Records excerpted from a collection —
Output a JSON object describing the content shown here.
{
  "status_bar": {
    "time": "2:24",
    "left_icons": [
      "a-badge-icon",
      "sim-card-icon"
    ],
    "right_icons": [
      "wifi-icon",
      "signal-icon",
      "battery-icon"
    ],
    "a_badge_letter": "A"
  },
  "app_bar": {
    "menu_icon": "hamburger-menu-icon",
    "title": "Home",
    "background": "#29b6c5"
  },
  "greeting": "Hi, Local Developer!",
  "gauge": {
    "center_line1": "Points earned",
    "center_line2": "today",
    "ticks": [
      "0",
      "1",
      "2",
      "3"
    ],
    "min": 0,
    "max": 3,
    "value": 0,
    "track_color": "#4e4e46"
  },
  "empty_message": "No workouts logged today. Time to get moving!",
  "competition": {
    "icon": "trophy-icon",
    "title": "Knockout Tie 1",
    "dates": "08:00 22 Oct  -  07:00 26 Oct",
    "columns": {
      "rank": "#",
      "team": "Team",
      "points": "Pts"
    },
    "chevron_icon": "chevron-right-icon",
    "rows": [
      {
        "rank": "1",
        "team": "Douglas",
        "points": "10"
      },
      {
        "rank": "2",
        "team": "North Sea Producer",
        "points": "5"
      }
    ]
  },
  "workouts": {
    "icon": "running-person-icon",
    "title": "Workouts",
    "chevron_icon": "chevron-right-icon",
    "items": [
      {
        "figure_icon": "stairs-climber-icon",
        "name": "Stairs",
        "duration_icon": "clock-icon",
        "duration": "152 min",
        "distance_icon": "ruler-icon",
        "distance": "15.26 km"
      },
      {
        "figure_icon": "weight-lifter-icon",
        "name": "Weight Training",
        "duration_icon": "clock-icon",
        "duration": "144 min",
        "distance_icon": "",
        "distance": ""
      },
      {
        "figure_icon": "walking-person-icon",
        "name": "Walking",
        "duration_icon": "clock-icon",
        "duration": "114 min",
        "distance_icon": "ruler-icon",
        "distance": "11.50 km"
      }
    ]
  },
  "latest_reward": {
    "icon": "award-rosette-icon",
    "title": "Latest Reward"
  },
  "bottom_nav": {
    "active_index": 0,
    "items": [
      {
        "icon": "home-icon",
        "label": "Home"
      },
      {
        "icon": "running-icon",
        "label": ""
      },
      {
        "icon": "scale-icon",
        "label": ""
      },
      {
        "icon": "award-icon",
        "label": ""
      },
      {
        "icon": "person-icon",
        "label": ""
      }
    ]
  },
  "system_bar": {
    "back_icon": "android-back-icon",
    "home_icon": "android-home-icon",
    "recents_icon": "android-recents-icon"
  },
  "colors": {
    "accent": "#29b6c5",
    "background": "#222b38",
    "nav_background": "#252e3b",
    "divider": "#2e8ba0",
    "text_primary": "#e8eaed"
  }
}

TASK STATEMENT —
List each line in the listing that contains the string "running".

EXERCISE RESULT —
    "icon": "running-person-icon",
        "icon": "running-icon",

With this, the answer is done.